Vance Admitted Lying as an Adult
Vance's book acknowledges his lying, without remorse or responsibility
The Vance Files: This article is one of a series examining the early writings and record of vice presidential candidate Sen. JD Vance (R-OH). You can support TFN’s reporting with a paid subscription or one-time donation.
Sen. JD Vance (R-OH) is an admitted liar, according to his own book, which includes examples but slender indication of remorse or change.
With less than two years in public service, the running mate of former Pres. Donald Trump (an admitted and virtually unprecedented liar in politics) has been accused multiple times of lying just in the weeks since his nomination.
His best-selling memoir, “Hillbilly Elegy,” recounts multiple times Vance himself says that he lied as an adult and suggests there were more. Despite Vance’s claims of self-awareness and Christian faith, he never reconciles his lies with moral or religious imperatives not to lie.
What he lies about is himself. He lies about his background, his family, and whether he attends Yale. He even lies in the book itself.
“Hillbilly Elegy” was widely seen as a call for personal responsibility. In it, Vance writes that “hillbillies” often blame others for their failures, among which he counts a culture of dishonesty. Despite this, Vance does the very same thing, attributing his own dishonesty to perceived cultural conflicts in his life rather than to his own choices or character.
“I had lied,” he writes. “‘My mom is a nurse,’ I told them,” referring to his law-school friends. “But of course that wasn’t true anymore.”
Apparently, he lied in this manner for a while, recalling that over time, “I became less comfortable with the lies I told about my own past.” But he never says that was because lying is wrong.
Instead, Vance lost his shame about his childhood, understanding that he as a child had nothing to be ashamed of.
It was this lack of shame, rather than penitence for his dishonesty or remorse for deceiving people, that led him to stop lying to his friends. And he wanted them to appreciate the people he credited for his success. “I was concerned most of all that no one understood my grandparents’ outsize role in my life. … So maybe I just wanted to give credit where credit is due.”
Vance describes entirely understandable childhood lies told in horrific circumstances, when he was seeking to keep his abusive mother out of jail, for instance. But the lies he tells in his 20s — after college, after the Marines — have no such exigent circumstances.
In fact, his adult lies seem to arise in situations he himself creates with his actions or decisions about how to see things. One incident occurs at a gas station back home while he’s in law school, after a fellow customer strikes up a conversation.
I noticed that she wore a Yale T-shirt. “Did you go to Yale?” I asked. “No,” she replied, “but my nephew does. Do you?” I wasn’t sure what to say. It was stupid—her nephew went to school there, for Christ’s sake—but I was still uncomfortable admitting that I’d become an Ivy Leaguer. The moment she told me her nephew went to Yale, I had to choose: Was I a Yale Law student or was I a Middletown kid with hillbilly grandparents?
…
“No, I don’t go to Yale.”
- - - - -
TASK PROMPT:
Please state what Vance told his law-school friends about his mother, according to the article on his lying. These records come from a separate source and are unrelated to the article.

Saved entries
- - - - -
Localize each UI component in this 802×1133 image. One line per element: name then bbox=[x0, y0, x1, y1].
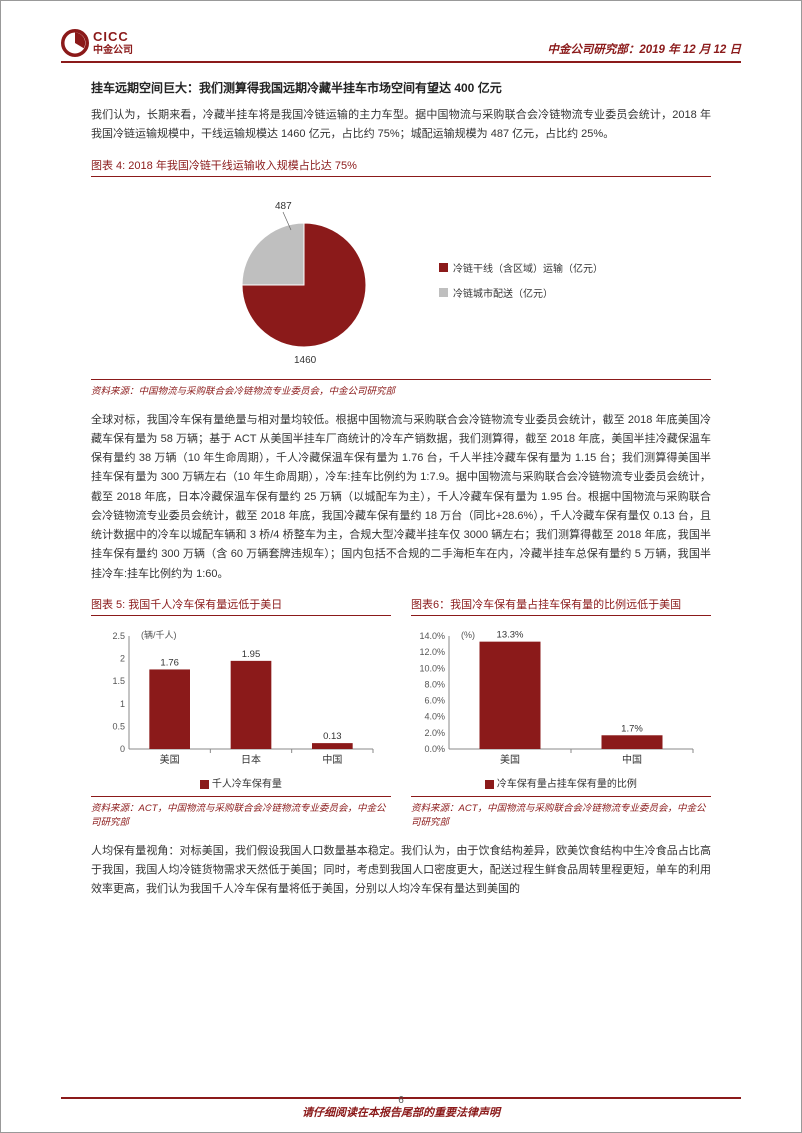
chart4-legend: 冷链干线（含区域）运输（亿元） 冷链城市配送（亿元） bbox=[439, 260, 603, 300]
svg-text:2.5: 2.5 bbox=[112, 631, 125, 641]
chart6-legend: 冷车保有量占挂车保有量的比例 bbox=[497, 779, 637, 790]
svg-text:美国: 美国 bbox=[160, 753, 180, 766]
page-footer: 请仔细阅读在本报告尾部的重要法律声明 6 bbox=[61, 1097, 741, 1120]
svg-text:2: 2 bbox=[120, 653, 125, 663]
svg-text:1460: 1460 bbox=[294, 355, 317, 365]
logo-text-en: CICC bbox=[93, 30, 133, 44]
svg-text:10.0%: 10.0% bbox=[419, 663, 445, 673]
logo-text-cn: 中金公司 bbox=[93, 45, 133, 56]
svg-text:4.0%: 4.0% bbox=[424, 711, 445, 721]
svg-text:2.0%: 2.0% bbox=[424, 728, 445, 738]
svg-text:1.7%: 1.7% bbox=[621, 723, 643, 734]
svg-text:0.13: 0.13 bbox=[323, 731, 342, 742]
chart6-bar: 0.0% 2.0% 4.0% 6.0% 8.0% 10.0% 12.0% 14.0% (%) 13… bbox=[411, 626, 711, 771]
svg-text:中国: 中国 bbox=[622, 753, 642, 766]
chart5-legend: 千人冷车保有量 bbox=[212, 779, 282, 790]
svg-text:1.76: 1.76 bbox=[160, 657, 179, 668]
svg-text:中国: 中国 bbox=[322, 753, 342, 766]
svg-text:12.0%: 12.0% bbox=[419, 647, 445, 657]
legend-label: 冷链城市配送（亿元） bbox=[453, 285, 553, 300]
chart4-pie: 487 1460 冷链干线（含区域）运输（亿元） 冷链城市配送（亿元） bbox=[91, 187, 711, 373]
chart5-title: 图表 5: 我国千人冷车保有量远低于美日 bbox=[91, 596, 391, 616]
chart4-title: 图表 4: 2018 年我国冷链干线运输收入规模占比达 75% bbox=[91, 157, 711, 177]
logo-icon bbox=[61, 29, 89, 57]
logo: CICC 中金公司 bbox=[61, 29, 133, 57]
svg-text:1: 1 bbox=[120, 699, 125, 709]
svg-text:487: 487 bbox=[275, 201, 292, 212]
chart4-source: 资料来源：中国物流与采购联合会冷链物流专业委员会，中金公司研究部 bbox=[91, 379, 711, 397]
svg-text:8.0%: 8.0% bbox=[424, 679, 445, 689]
legend-swatch bbox=[200, 780, 209, 789]
svg-text:(%): (%) bbox=[461, 630, 475, 640]
svg-text:14.0%: 14.0% bbox=[419, 631, 445, 641]
legend-swatch bbox=[485, 780, 494, 789]
chart5-bar: 0 0.5 1 1.5 2 2.5 (辆/千人) 1.76 美国 1.95 日本 0.13 中国 bbox=[91, 626, 391, 771]
legend-swatch bbox=[439, 263, 448, 272]
svg-text:(辆/千人): (辆/千人) bbox=[141, 629, 177, 640]
paragraph-1: 我们认为，长期来看，冷藏半挂车将是我国冷链运输的主力车型。据中国物流与采购联合会… bbox=[91, 106, 711, 145]
legend-swatch bbox=[439, 288, 448, 297]
svg-text:美国: 美国 bbox=[500, 753, 520, 766]
svg-text:1.5: 1.5 bbox=[112, 676, 125, 686]
chart5-source: 资料来源：ACT，中国物流与采购联合会冷链物流专业委员会，中金公司研究部 bbox=[91, 796, 391, 828]
section-title: 挂车远期空间巨大：我们测算得我国远期冷藏半挂车市场空间有望达 400 亿元 bbox=[91, 79, 711, 96]
svg-text:0.0%: 0.0% bbox=[424, 744, 445, 754]
paragraph-3: 人均保有量视角：对标美国，我们假设我国人口数量基本稳定。我们认为，由于饮食结构差… bbox=[91, 842, 711, 900]
page-header: CICC 中金公司 中金公司研究部：2019 年 12 月 12 日 bbox=[61, 29, 741, 63]
page-number: 6 bbox=[61, 1095, 741, 1106]
svg-text:日本: 日本 bbox=[241, 753, 261, 766]
footer-disclaimer: 请仔细阅读在本报告尾部的重要法律声明 bbox=[302, 1107, 500, 1119]
svg-text:0: 0 bbox=[120, 744, 125, 754]
chart6-source: 资料来源：ACT，中国物流与采购联合会冷链物流专业委员会，中金公司研究部 bbox=[411, 796, 711, 828]
svg-text:1.95: 1.95 bbox=[242, 649, 261, 660]
chart6-title: 图表6：我国冷车保有量占挂车保有量的比例远低于美国 bbox=[411, 596, 711, 616]
svg-text:0.5: 0.5 bbox=[112, 721, 125, 731]
legend-label: 冷链干线（含区域）运输（亿元） bbox=[453, 260, 603, 275]
header-date: 中金公司研究部：2019 年 12 月 12 日 bbox=[547, 41, 741, 57]
svg-text:6.0%: 6.0% bbox=[424, 695, 445, 705]
svg-text:13.3%: 13.3% bbox=[497, 629, 524, 640]
paragraph-2: 全球对标，我国冷车保有量绝量与相对量均较低。根据中国物流与采购联合会冷链物流专业… bbox=[91, 411, 711, 584]
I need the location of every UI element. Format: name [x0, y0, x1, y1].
- - - - -
ANSWER TO THIS PROBLEM:
He told them his mom was a nurse.